**Source data:**
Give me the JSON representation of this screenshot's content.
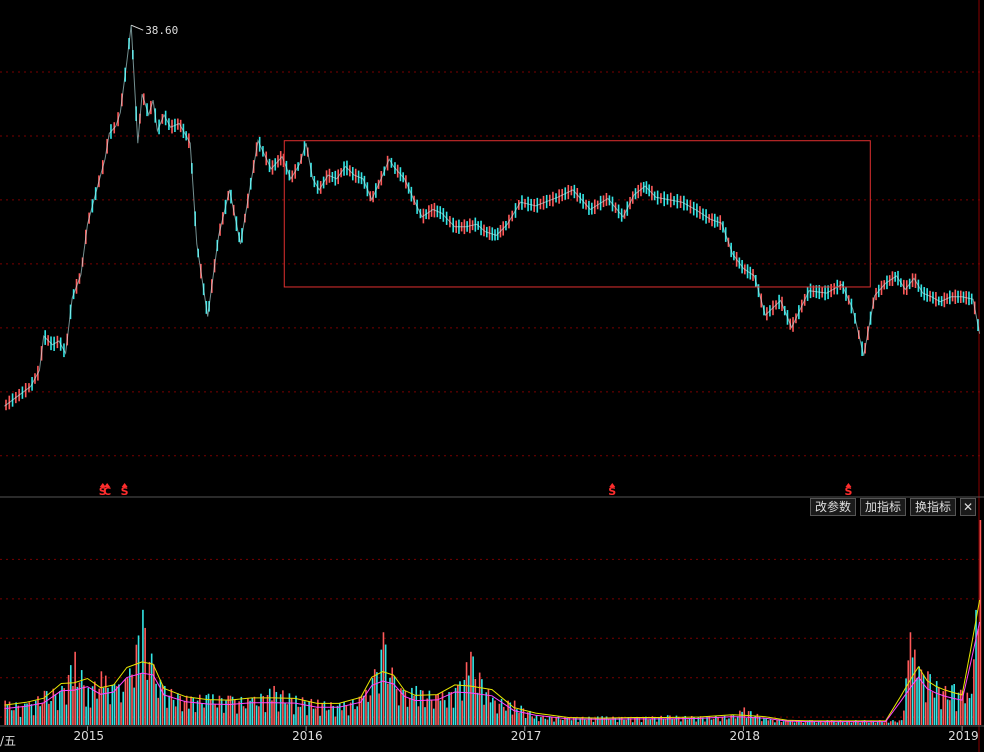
{
  "toolbar": {
    "change_params": "改参数",
    "add_indicator": "加指标",
    "switch_indicator": "换指标",
    "close_symbol": "✕"
  },
  "corner_label": "/五",
  "colors": {
    "background": "#000000",
    "up": "#ff5a5a",
    "down": "#33e6e6",
    "grid": "#7a0000",
    "axis": "#8a0000",
    "rectangle": "#e03030",
    "marker": "#ff2d2d",
    "ma_yellow": "#e6e600",
    "ma_magenta": "#ff44ff",
    "text": "#dddddd"
  },
  "chart_data": [
    {
      "type": "line",
      "panel": "price",
      "x_tick_labels": [
        "2015",
        "2016",
        "2017",
        "2018",
        "2019"
      ],
      "x_tick_values": [
        2015.0,
        2016.0,
        2017.0,
        2018.0,
        2019.0
      ],
      "xlim": [
        2014.6,
        2019.1
      ],
      "ylim": [
        2,
        40
      ],
      "grid": true,
      "max_label": "38.60",
      "series": [
        {
          "x": [
            2014.62,
            2014.68,
            2014.74,
            2014.78,
            2014.8,
            2014.84,
            2014.87,
            2014.9,
            2014.93,
            2014.97,
            2015.0,
            2015.03,
            2015.06,
            2015.08,
            2015.1,
            2015.13,
            2015.15,
            2015.18,
            2015.2,
            2015.23,
            2015.25,
            2015.28,
            2015.3,
            2015.32,
            2015.35,
            2015.38,
            2015.42,
            2015.47,
            2015.5,
            2015.55,
            2015.6,
            2015.65,
            2015.7,
            2015.78,
            2015.84,
            2015.89,
            2015.93,
            2015.97,
            2016.0,
            2016.03,
            2016.06,
            2016.1,
            2016.14,
            2016.18,
            2016.22,
            2016.26,
            2016.3,
            2016.35,
            2016.38,
            2016.4,
            2016.45,
            2016.5,
            2016.53,
            2016.58,
            2016.62,
            2016.68,
            2016.73,
            2016.78,
            2016.82,
            2016.87,
            2016.92,
            2016.98,
            2017.05,
            2017.15,
            2017.22,
            2017.3,
            2017.38,
            2017.45,
            2017.5,
            2017.55,
            2017.6,
            2017.66,
            2017.72,
            2017.78,
            2017.85,
            2017.9,
            2017.95,
            2018.0,
            2018.05,
            2018.1,
            2018.17,
            2018.22,
            2018.3,
            2018.38,
            2018.45,
            2018.5,
            2018.52,
            2018.55,
            2018.6,
            2018.65,
            2018.7,
            2018.74,
            2018.78,
            2018.82,
            2018.86,
            2018.9,
            2018.95,
            2019.0,
            2019.05,
            2019.08
          ],
          "y": [
            7.6,
            8.4,
            9.2,
            10.5,
            13.3,
            12.6,
            12.9,
            11.9,
            16.4,
            18.3,
            22.4,
            24.4,
            26.4,
            27.7,
            29.8,
            30.4,
            31.5,
            35.6,
            38.6,
            29.0,
            33.0,
            31.3,
            32.5,
            30.0,
            31.3,
            30.3,
            30.6,
            29.0,
            20.8,
            14.9,
            21.5,
            25.2,
            20.8,
            29.2,
            26.9,
            27.9,
            26.1,
            27.3,
            29.0,
            26.1,
            25.2,
            26.4,
            26.1,
            27.1,
            26.4,
            26.1,
            24.4,
            26.4,
            27.7,
            27.1,
            26.1,
            24.1,
            23.0,
            23.6,
            23.3,
            22.2,
            22.2,
            22.4,
            21.8,
            21.5,
            22.4,
            24.2,
            23.9,
            24.6,
            25.2,
            23.6,
            24.5,
            23.0,
            24.8,
            25.5,
            24.6,
            24.4,
            24.2,
            23.6,
            22.8,
            22.5,
            20.0,
            18.8,
            18.2,
            15.0,
            16.2,
            14.0,
            17.0,
            16.8,
            17.5,
            15.5,
            14.0,
            11.7,
            16.6,
            17.6,
            18.2,
            17.1,
            18.0,
            16.8,
            16.5,
            16.1,
            16.5,
            16.5,
            16.3,
            13.5
          ]
        }
      ],
      "annotations": [
        {
          "type": "rectangle",
          "x0": 2015.9,
          "x1": 2018.58,
          "y0": 17.3,
          "y1": 29.2
        },
        {
          "type": "marker",
          "x": 2015.07,
          "label": "S"
        },
        {
          "type": "marker",
          "x": 2015.09,
          "label": "C"
        },
        {
          "type": "marker",
          "x": 2015.17,
          "label": "S"
        },
        {
          "type": "marker",
          "x": 2017.4,
          "label": "S"
        },
        {
          "type": "marker",
          "x": 2018.48,
          "label": "S"
        }
      ]
    },
    {
      "type": "bar",
      "panel": "volume",
      "xlim": [
        2014.6,
        2019.1
      ],
      "grid": true,
      "series": [
        {
          "x": [
            2014.62,
            2014.72,
            2014.8,
            2014.88,
            2014.94,
            2015.0,
            2015.06,
            2015.12,
            2015.18,
            2015.25,
            2015.3,
            2015.35,
            2015.45,
            2015.55,
            2015.65,
            2015.75,
            2015.85,
            2015.95,
            2016.05,
            2016.15,
            2016.25,
            2016.3,
            2016.35,
            2016.4,
            2016.45,
            2016.5,
            2016.6,
            2016.68,
            2016.75,
            2016.85,
            2016.95,
            2017.05,
            2017.2,
            2017.35,
            2017.5,
            2017.65,
            2017.8,
            2017.95,
            2018.0,
            2018.1,
            2018.2,
            2018.3,
            2018.4,
            2018.55,
            2018.65,
            2018.72,
            2018.76,
            2018.8,
            2018.84,
            2018.88,
            2018.92,
            2018.96,
            2019.0,
            2019.04,
            2019.08
          ],
          "y": [
            25,
            22,
            35,
            40,
            75,
            38,
            55,
            42,
            48,
            118,
            62,
            40,
            30,
            32,
            30,
            28,
            40,
            30,
            26,
            22,
            30,
            48,
            95,
            50,
            35,
            40,
            32,
            38,
            75,
            28,
            25,
            10,
            8,
            9,
            8,
            10,
            9,
            10,
            18,
            7,
            5,
            5,
            5,
            5,
            5,
            5,
            95,
            60,
            55,
            45,
            40,
            42,
            35,
            32,
            210
          ]
        }
      ]
    }
  ]
}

**Exercise description:** Return all of the entries exactly as written, but drop any pictures they hold.

**Task response:**
Give me the JSON representation of this screenshot's content.
{
  "toolbar": {
    "change_params": "改参数",
    "add_indicator": "加指标",
    "switch_indicator": "换指标",
    "close_symbol": "✕"
  },
  "corner_label": "/五",
  "colors": {
    "background": "#000000",
    "up": "#ff5a5a",
    "down": "#33e6e6",
    "grid": "#7a0000",
    "axis": "#8a0000",
    "rectangle": "#e03030",
    "marker": "#ff2d2d",
    "ma_yellow": "#e6e600",
    "ma_magenta": "#ff44ff",
    "text": "#dddddd"
  },
  "chart_data": [
    {
      "type": "line",
      "panel": "price",
      "x_tick_labels": [
        "2015",
        "2016",
        "2017",
        "2018",
        "2019"
      ],
      "x_tick_values": [
        2015.0,
        2016.0,
        2017.0,
        2018.0,
        2019.0
      ],
      "xlim": [
        2014.6,
        2019.1
      ],
      "ylim": [
        2,
        40
      ],
      "grid": true,
      "max_label": "38.60",
      "series": [
        {
          "x": [
            2014.62,
            2014.68,
            2014.74,
            2014.78,
            2014.8,
            2014.84,
            2014.87,
            2014.9,
            2014.93,
            2014.97,
            2015.0,
            2015.03,
            2015.06,
            2015.08,
            2015.1,
            2015.13,
            2015.15,
            2015.18,
            2015.2,
            2015.23,
            2015.25,
            2015.28,
            2015.3,
            2015.32,
            2015.35,
            2015.38,
            2015.42,
            2015.47,
            2015.5,
            2015.55,
            2015.6,
            2015.65,
            2015.7,
            2015.78,
            2015.84,
            2015.89,
            2015.93,
            2015.97,
            2016.0,
            2016.03,
            2016.06,
            2016.1,
            2016.14,
            2016.18,
            2016.22,
            2016.26,
            2016.3,
            2016.35,
            2016.38,
            2016.4,
            2016.45,
            2016.5,
            2016.53,
            2016.58,
            2016.62,
            2016.68,
            2016.73,
            2016.78,
            2016.82,
            2016.87,
            2016.92,
            2016.98,
            2017.05,
            2017.15,
            2017.22,
            2017.3,
            2017.38,
            2017.45,
            2017.5,
            2017.55,
            2017.6,
            2017.66,
            2017.72,
            2017.78,
            2017.85,
            2017.9,
            2017.95,
            2018.0,
            2018.05,
            2018.1,
            2018.17,
            2018.22,
            2018.3,
            2018.38,
            2018.45,
            2018.5,
            2018.52,
            2018.55,
            2018.6,
            2018.65,
            2018.7,
            2018.74,
            2018.78,
            2018.82,
            2018.86,
            2018.9,
            2018.95,
            2019.0,
            2019.05,
            2019.08
          ],
          "y": [
            7.6,
            8.4,
            9.2,
            10.5,
            13.3,
            12.6,
            12.9,
            11.9,
            16.4,
            18.3,
            22.4,
            24.4,
            26.4,
            27.7,
            29.8,
            30.4,
            31.5,
            35.6,
            38.6,
            29.0,
            33.0,
            31.3,
            32.5,
            30.0,
            31.3,
            30.3,
            30.6,
            29.0,
            20.8,
            14.9,
            21.5,
            25.2,
            20.8,
            29.2,
            26.9,
            27.9,
            26.1,
            27.3,
            29.0,
            26.1,
            25.2,
            26.4,
            26.1,
            27.1,
            26.4,
            26.1,
            24.4,
            26.4,
            27.7,
            27.1,
            26.1,
            24.1,
            23.0,
            23.6,
            23.3,
            22.2,
            22.2,
            22.4,
            21.8,
            21.5,
            22.4,
            24.2,
            23.9,
            24.6,
            25.2,
            23.6,
            24.5,
            23.0,
            24.8,
            25.5,
            24.6,
            24.4,
            24.2,
            23.6,
            22.8,
            22.5,
            20.0,
            18.8,
            18.2,
            15.0,
            16.2,
            14.0,
            17.0,
            16.8,
            17.5,
            15.5,
            14.0,
            11.7,
            16.6,
            17.6,
            18.2,
            17.1,
            18.0,
            16.8,
            16.5,
            16.1,
            16.5,
            16.5,
            16.3,
            13.5
          ]
        }
      ],
      "annotations": [
        {
          "type": "rectangle",
          "x0": 2015.9,
          "x1": 2018.58,
          "y0": 17.3,
          "y1": 29.2
        },
        {
          "type": "marker",
          "x": 2015.07,
          "label": "S"
        },
        {
          "type": "marker",
          "x": 2015.09,
          "label": "C"
        },
        {
          "type": "marker",
          "x": 2015.17,
          "label": "S"
        },
        {
          "type": "marker",
          "x": 2017.4,
          "label": "S"
        },
        {
          "type": "marker",
          "x": 2018.48,
          "label": "S"
        }
      ]
    },
    {
      "type": "bar",
      "panel": "volume",
      "xlim": [
        2014.6,
        2019.1
      ],
      "grid": true,
      "series": [
        {
          "x": [
            2014.62,
            2014.72,
            2014.8,
            2014.88,
            2014.94,
            2015.0,
            2015.06,
            2015.12,
            2015.18,
            2015.25,
            2015.3,
            2015.35,
            2015.45,
            2015.55,
            2015.65,
            2015.75,
            2015.85,
            2015.95,
            2016.05,
            2016.15,
            2016.25,
            2016.3,
            2016.35,
            2016.4,
            2016.45,
            2016.5,
            2016.6,
            2016.68,
            2016.75,
            2016.85,
            2016.95,
            2017.05,
            2017.2,
            2017.35,
            2017.5,
            2017.65,
            2017.8,
            2017.95,
            2018.0,
            2018.1,
            2018.2,
            2018.3,
            2018.4,
            2018.55,
            2018.65,
            2018.72,
            2018.76,
            2018.8,
            2018.84,
            2018.88,
            2018.92,
            2018.96,
            2019.0,
            2019.04,
            2019.08
          ],
          "y": [
            25,
            22,
            35,
            40,
            75,
            38,
            55,
            42,
            48,
            118,
            62,
            40,
            30,
            32,
            30,
            28,
            40,
            30,
            26,
            22,
            30,
            48,
            95,
            50,
            35,
            40,
            32,
            38,
            75,
            28,
            25,
            10,
            8,
            9,
            8,
            10,
            9,
            10,
            18,
            7,
            5,
            5,
            5,
            5,
            5,
            5,
            95,
            60,
            55,
            45,
            40,
            42,
            35,
            32,
            210
          ]
        }
      ]
    }
  ]
}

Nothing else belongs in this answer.